### [TASK REQUIREMENTS]
Among the entries, which lines carry the string "barrier"? Copy each of them.

[Stored items]
____________
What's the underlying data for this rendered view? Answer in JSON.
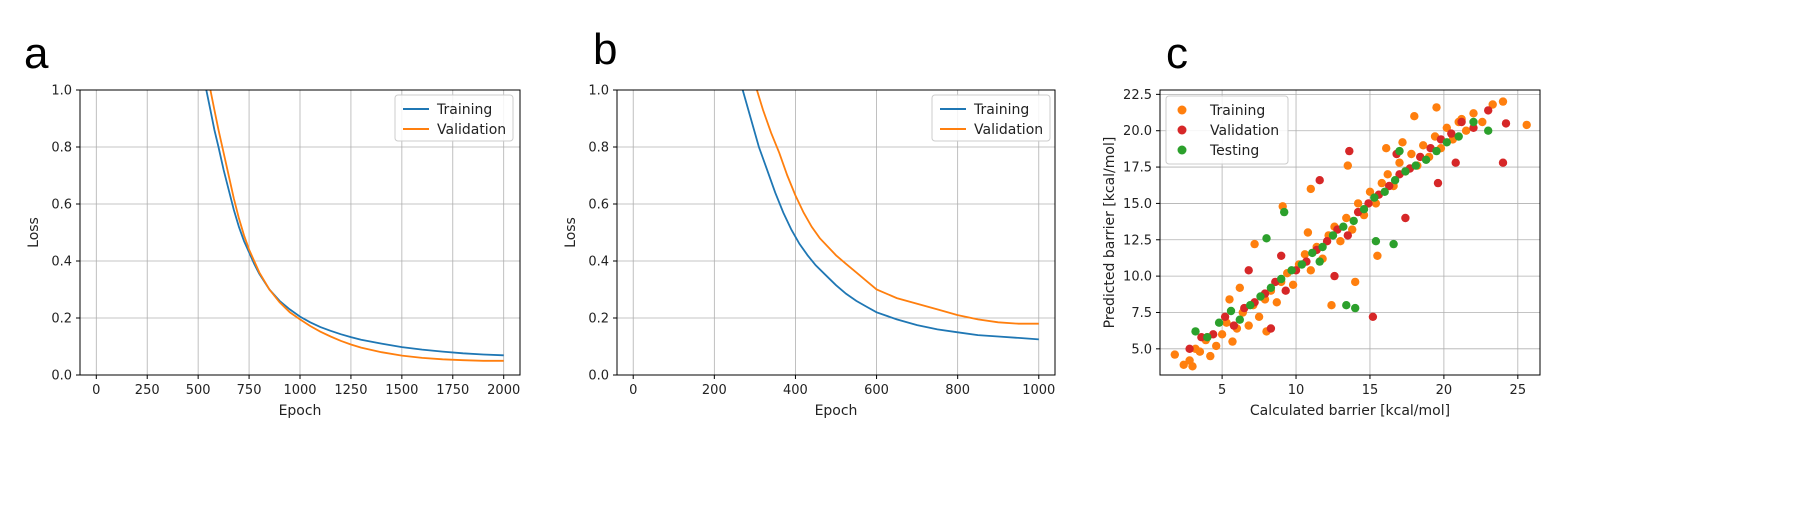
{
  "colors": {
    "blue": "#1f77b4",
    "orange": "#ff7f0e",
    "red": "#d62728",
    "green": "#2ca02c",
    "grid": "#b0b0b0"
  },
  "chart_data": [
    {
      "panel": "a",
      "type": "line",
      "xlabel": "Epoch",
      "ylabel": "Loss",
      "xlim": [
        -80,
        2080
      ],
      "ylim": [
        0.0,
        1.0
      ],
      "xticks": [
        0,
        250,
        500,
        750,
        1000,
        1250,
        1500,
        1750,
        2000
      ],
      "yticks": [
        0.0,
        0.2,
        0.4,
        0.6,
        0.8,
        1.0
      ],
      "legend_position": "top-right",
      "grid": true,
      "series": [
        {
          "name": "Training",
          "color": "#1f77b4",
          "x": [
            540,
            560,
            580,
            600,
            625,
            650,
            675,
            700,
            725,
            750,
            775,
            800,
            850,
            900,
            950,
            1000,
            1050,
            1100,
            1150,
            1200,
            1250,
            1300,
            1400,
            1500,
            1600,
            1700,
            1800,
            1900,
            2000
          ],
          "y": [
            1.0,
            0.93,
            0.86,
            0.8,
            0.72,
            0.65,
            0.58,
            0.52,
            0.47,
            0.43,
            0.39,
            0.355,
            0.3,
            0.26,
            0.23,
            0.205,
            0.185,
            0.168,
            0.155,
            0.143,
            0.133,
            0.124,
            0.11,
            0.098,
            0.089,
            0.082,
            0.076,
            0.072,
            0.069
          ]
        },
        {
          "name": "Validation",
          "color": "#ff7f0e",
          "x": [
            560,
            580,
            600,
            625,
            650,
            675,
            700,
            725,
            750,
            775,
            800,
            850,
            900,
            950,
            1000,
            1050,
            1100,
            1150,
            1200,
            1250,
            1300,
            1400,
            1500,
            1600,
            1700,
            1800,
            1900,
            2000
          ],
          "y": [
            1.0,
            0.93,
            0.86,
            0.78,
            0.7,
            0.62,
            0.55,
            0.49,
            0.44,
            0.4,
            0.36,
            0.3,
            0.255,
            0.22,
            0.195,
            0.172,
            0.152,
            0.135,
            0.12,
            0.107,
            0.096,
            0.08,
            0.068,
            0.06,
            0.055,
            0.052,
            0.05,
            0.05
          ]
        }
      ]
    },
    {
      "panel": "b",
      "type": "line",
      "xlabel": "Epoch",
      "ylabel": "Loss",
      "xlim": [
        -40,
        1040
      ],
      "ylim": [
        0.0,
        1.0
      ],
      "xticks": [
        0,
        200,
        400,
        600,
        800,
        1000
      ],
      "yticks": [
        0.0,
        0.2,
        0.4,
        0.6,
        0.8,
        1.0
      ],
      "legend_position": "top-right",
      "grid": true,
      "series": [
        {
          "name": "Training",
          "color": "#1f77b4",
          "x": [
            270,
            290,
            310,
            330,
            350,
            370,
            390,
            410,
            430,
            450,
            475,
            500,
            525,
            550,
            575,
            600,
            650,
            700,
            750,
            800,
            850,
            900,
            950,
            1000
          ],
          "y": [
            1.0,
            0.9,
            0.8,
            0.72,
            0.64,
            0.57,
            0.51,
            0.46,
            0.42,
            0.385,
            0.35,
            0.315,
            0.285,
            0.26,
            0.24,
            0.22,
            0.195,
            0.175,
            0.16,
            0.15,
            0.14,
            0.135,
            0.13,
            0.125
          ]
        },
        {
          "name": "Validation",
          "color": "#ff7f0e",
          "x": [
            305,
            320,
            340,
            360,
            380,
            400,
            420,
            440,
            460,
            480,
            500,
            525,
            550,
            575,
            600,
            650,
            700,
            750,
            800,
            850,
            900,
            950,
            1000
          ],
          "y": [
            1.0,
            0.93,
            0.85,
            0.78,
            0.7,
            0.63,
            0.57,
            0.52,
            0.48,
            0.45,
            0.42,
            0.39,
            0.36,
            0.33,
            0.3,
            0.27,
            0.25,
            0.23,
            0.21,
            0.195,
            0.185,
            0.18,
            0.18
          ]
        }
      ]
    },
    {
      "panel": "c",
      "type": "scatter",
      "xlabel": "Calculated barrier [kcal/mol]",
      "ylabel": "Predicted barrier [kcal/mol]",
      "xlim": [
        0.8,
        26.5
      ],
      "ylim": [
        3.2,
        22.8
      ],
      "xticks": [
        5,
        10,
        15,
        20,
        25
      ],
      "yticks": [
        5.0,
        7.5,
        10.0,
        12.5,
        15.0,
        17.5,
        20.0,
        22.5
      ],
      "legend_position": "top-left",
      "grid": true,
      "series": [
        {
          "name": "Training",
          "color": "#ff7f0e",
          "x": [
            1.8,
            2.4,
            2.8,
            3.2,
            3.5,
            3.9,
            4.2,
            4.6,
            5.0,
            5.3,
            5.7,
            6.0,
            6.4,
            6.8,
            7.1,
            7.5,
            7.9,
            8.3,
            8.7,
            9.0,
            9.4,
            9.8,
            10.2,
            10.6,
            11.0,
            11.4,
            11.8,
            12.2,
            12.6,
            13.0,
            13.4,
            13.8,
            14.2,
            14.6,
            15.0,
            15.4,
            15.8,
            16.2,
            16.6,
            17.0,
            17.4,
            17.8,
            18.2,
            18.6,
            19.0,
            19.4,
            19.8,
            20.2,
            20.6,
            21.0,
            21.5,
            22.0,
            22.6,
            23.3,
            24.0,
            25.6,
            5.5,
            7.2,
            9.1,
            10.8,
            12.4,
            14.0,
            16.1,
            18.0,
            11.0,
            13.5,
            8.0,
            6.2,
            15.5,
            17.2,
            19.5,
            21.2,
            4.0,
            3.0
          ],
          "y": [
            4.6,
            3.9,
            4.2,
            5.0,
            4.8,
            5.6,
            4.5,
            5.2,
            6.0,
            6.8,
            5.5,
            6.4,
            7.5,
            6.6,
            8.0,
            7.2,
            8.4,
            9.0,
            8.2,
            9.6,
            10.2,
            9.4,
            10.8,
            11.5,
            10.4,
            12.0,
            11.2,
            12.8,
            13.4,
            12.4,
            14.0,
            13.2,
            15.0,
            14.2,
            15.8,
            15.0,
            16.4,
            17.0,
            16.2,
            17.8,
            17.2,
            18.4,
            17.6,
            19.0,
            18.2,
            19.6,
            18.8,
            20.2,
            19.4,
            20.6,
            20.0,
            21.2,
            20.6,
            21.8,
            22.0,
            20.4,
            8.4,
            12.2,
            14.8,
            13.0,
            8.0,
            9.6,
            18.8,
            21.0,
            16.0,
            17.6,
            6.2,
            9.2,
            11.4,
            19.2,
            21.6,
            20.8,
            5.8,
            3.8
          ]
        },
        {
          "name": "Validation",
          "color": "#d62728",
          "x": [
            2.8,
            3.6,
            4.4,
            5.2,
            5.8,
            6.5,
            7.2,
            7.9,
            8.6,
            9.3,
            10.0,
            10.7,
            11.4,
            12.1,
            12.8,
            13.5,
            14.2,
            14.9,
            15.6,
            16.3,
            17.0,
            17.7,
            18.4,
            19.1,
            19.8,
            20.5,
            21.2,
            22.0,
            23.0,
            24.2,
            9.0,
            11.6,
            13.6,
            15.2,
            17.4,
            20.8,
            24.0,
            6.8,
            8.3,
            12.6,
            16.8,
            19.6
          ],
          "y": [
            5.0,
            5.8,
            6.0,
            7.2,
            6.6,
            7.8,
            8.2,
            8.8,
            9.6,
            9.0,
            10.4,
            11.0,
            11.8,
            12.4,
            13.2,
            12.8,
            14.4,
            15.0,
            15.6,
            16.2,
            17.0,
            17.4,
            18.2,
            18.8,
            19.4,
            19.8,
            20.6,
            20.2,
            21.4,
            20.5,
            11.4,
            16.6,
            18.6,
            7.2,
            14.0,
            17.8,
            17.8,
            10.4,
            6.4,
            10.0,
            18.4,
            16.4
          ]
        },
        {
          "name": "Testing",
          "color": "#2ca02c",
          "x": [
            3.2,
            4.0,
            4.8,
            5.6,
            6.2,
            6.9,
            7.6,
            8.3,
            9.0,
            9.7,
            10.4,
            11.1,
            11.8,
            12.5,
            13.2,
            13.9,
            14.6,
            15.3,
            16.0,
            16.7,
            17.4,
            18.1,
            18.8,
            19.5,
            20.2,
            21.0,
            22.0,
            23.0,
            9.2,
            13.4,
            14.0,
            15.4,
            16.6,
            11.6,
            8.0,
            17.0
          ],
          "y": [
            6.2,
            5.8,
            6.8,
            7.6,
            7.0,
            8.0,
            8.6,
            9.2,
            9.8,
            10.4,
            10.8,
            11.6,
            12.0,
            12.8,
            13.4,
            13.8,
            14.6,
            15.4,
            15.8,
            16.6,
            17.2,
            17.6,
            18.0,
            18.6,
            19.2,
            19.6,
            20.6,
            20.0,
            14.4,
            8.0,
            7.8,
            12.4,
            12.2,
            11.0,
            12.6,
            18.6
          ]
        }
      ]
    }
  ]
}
____________
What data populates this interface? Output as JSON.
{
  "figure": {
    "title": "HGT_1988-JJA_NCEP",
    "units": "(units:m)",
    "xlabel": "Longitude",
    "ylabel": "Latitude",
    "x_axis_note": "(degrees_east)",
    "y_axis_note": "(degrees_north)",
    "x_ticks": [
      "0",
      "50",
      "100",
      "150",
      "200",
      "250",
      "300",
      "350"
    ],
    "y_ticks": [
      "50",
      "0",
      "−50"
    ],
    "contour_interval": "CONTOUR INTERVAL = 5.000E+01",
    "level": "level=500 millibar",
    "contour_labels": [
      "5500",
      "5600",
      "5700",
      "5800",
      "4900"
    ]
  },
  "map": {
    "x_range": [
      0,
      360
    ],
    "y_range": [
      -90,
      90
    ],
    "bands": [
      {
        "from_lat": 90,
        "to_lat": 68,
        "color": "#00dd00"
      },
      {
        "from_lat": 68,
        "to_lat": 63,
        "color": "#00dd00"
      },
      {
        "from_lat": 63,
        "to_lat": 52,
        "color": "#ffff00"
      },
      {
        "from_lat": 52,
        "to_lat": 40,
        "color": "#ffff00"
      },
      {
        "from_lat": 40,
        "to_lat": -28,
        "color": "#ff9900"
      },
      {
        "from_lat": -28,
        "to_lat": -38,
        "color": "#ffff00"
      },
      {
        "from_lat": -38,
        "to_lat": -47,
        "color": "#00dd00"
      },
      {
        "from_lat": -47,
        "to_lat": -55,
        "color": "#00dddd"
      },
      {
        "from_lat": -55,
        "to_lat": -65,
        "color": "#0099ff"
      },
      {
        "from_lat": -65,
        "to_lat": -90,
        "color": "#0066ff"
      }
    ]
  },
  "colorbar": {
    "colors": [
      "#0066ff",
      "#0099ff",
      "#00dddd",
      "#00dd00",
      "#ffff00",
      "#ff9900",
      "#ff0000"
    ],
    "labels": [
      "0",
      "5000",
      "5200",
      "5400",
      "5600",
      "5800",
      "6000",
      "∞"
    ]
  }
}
____________
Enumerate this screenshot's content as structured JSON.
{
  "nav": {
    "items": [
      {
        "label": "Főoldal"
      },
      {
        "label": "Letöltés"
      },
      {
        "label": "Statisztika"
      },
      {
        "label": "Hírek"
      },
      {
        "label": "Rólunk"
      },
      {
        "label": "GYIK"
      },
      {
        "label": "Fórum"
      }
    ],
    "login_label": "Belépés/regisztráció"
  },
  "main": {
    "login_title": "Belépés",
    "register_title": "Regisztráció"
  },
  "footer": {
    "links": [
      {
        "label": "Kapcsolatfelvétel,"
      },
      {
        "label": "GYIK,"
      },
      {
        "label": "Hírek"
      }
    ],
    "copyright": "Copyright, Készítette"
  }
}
____________
### [ANSWER TO THIS PROBLEM]
      "xlabel": "Calculated barrier [kcal/mol]",
      "ylabel": "Predicted barrier [kcal/mol]",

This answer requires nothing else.